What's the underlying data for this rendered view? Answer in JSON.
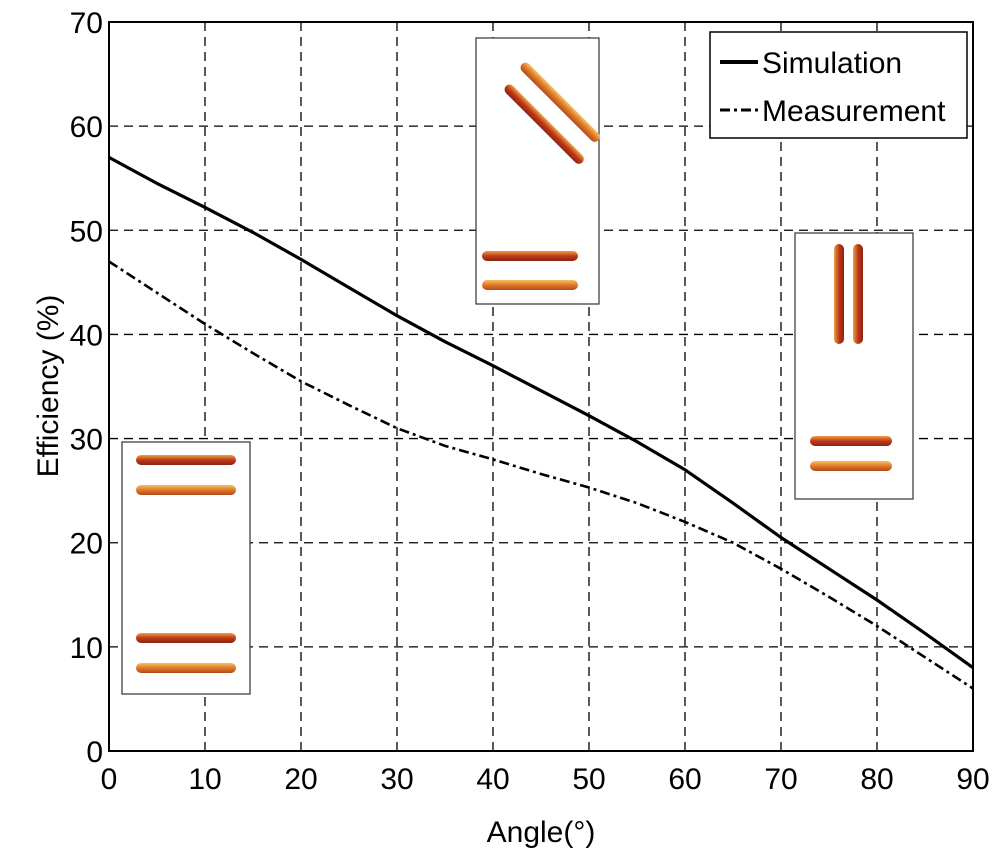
{
  "chart_data": {
    "type": "line",
    "title": "",
    "xlabel": "Angle(°)",
    "ylabel": "Efficiency (%)",
    "xlim": [
      0,
      90
    ],
    "ylim": [
      0,
      70
    ],
    "xticks": [
      0,
      10,
      20,
      30,
      40,
      50,
      60,
      70,
      80,
      90
    ],
    "yticks": [
      0,
      10,
      20,
      30,
      40,
      50,
      60,
      70
    ],
    "grid": true,
    "legend_position": "top-right",
    "series": [
      {
        "name": "Simulation",
        "style": "solid",
        "x": [
          0,
          5,
          10,
          15,
          20,
          25,
          30,
          35,
          40,
          45,
          50,
          55,
          60,
          65,
          70,
          75,
          80,
          85,
          90
        ],
        "y": [
          57,
          54.5,
          52.2,
          49.8,
          47.2,
          44.5,
          41.8,
          39.3,
          37,
          34.6,
          32.2,
          29.7,
          27,
          23.8,
          20.5,
          17.5,
          14.5,
          11.3,
          8
        ]
      },
      {
        "name": "Measurement",
        "style": "dash-dot",
        "x": [
          0,
          5,
          10,
          15,
          20,
          25,
          30,
          35,
          40,
          45,
          50,
          55,
          60,
          65,
          70,
          75,
          80,
          85,
          90
        ],
        "y": [
          47,
          44,
          41,
          38.2,
          35.5,
          33.2,
          31,
          29.3,
          28,
          26.6,
          25.3,
          23.8,
          22,
          20,
          17.5,
          14.8,
          12,
          9,
          6
        ]
      }
    ],
    "colors": {
      "line": "#000000",
      "grid": "#000000",
      "rod_dark": "#c0391b",
      "rod_light": "#e8932a"
    },
    "insets": [
      {
        "name": "inset-parallel-horizontal",
        "rods": [
          "horizontal",
          "horizontal",
          "horizontal",
          "horizontal"
        ]
      },
      {
        "name": "inset-tilted",
        "rods": [
          "diagonal",
          "diagonal",
          "horizontal",
          "horizontal"
        ]
      },
      {
        "name": "inset-vertical-horizontal",
        "rods": [
          "vertical",
          "vertical",
          "horizontal",
          "horizontal"
        ]
      }
    ]
  }
}
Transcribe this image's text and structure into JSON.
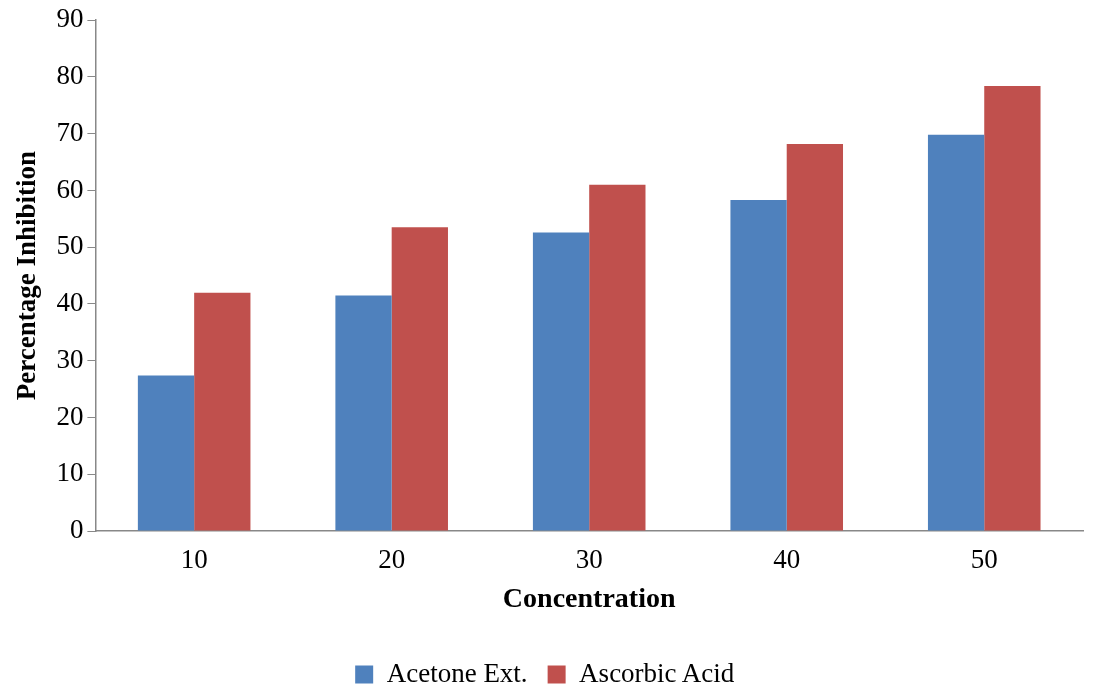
{
  "chart_data": {
    "type": "bar",
    "xlabel": "Concentration",
    "ylabel": "Percentage Inhibition",
    "categories": [
      "10",
      "20",
      "30",
      "40",
      "50"
    ],
    "series": [
      {
        "name": "Acetone Ext.",
        "color": "#4f81bd",
        "values": [
          27.4,
          41.5,
          52.6,
          58.3,
          69.8
        ]
      },
      {
        "name": "Ascorbic Acid",
        "color": "#c0504d",
        "values": [
          42.0,
          53.5,
          61.0,
          68.2,
          78.4
        ]
      }
    ],
    "ylim": [
      0,
      90
    ],
    "yticks": [
      0,
      10,
      20,
      30,
      40,
      50,
      60,
      70,
      80,
      90
    ],
    "grid": false,
    "legend": "bottom"
  }
}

+++++

What you should do: In the records above, find the line containing "Transcribe this image's". Reproduce it and every line after it through the last line, omitting pictures.

Result of the task:
Transcribe this image's text and structure into JSON.
{
  "chart_data": {
    "type": "bar",
    "xlabel": "Concentration",
    "ylabel": "Percentage Inhibition",
    "categories": [
      "10",
      "20",
      "30",
      "40",
      "50"
    ],
    "series": [
      {
        "name": "Acetone Ext.",
        "color": "#4f81bd",
        "values": [
          27.4,
          41.5,
          52.6,
          58.3,
          69.8
        ]
      },
      {
        "name": "Ascorbic Acid",
        "color": "#c0504d",
        "values": [
          42.0,
          53.5,
          61.0,
          68.2,
          78.4
        ]
      }
    ],
    "ylim": [
      0,
      90
    ],
    "yticks": [
      0,
      10,
      20,
      30,
      40,
      50,
      60,
      70,
      80,
      90
    ],
    "grid": false,
    "legend": "bottom"
  }
}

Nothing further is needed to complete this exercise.